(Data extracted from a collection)
--------------------

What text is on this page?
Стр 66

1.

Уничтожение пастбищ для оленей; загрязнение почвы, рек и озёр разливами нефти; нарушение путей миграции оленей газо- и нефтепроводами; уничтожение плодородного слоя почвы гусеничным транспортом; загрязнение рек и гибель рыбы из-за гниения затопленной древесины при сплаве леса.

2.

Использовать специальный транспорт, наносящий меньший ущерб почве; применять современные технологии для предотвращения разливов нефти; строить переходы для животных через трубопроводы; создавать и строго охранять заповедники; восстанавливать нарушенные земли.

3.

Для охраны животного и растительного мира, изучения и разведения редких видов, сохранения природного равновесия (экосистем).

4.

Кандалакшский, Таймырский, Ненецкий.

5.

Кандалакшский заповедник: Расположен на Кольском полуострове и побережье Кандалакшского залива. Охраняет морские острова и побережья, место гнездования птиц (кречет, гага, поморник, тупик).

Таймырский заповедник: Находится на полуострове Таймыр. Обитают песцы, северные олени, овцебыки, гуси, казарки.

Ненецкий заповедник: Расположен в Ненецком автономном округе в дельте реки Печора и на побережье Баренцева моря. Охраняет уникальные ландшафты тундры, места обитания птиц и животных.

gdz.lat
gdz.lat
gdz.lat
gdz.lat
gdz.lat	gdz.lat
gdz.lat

--------------------

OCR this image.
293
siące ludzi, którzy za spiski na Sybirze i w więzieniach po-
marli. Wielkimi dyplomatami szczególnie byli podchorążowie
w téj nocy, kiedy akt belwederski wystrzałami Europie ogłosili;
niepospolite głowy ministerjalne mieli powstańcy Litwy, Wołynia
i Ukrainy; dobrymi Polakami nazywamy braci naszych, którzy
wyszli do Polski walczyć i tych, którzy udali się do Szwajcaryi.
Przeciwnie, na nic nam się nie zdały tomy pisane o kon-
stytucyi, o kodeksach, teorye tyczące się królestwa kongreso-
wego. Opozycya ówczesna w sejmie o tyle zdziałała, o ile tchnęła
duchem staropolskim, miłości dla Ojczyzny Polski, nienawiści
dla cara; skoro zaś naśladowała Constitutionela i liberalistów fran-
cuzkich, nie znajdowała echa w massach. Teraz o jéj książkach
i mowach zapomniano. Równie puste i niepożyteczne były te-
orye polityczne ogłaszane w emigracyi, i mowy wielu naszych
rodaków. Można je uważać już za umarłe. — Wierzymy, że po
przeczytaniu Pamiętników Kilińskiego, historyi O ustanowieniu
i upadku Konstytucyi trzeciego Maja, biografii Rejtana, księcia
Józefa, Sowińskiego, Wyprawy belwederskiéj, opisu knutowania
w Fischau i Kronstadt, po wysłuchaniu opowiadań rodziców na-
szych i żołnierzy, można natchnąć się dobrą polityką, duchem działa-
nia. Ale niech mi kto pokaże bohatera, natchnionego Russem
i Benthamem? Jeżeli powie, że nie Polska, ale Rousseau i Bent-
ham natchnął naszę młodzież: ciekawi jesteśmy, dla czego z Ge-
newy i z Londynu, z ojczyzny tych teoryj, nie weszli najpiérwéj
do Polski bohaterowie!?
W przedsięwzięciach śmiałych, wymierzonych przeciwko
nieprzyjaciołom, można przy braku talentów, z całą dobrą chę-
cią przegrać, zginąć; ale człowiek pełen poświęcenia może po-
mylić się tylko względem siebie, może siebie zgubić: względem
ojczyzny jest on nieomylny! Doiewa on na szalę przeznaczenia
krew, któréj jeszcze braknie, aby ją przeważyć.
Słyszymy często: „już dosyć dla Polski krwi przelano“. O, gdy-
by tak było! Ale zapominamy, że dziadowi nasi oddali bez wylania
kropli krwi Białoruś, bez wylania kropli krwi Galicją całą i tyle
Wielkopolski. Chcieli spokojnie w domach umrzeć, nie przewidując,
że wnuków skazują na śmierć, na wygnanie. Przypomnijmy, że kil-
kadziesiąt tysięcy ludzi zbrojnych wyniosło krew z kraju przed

--------------------

• _What you need to do_:
List the lines of the records where "ludzi" occurs.

• _Answer for the task_:
siące ludzi, którzy za spiski na Sybirze i w więzieniach po-
kadziesiąt tysięcy ludzi zbrojnych wyniosło krew z kraju przed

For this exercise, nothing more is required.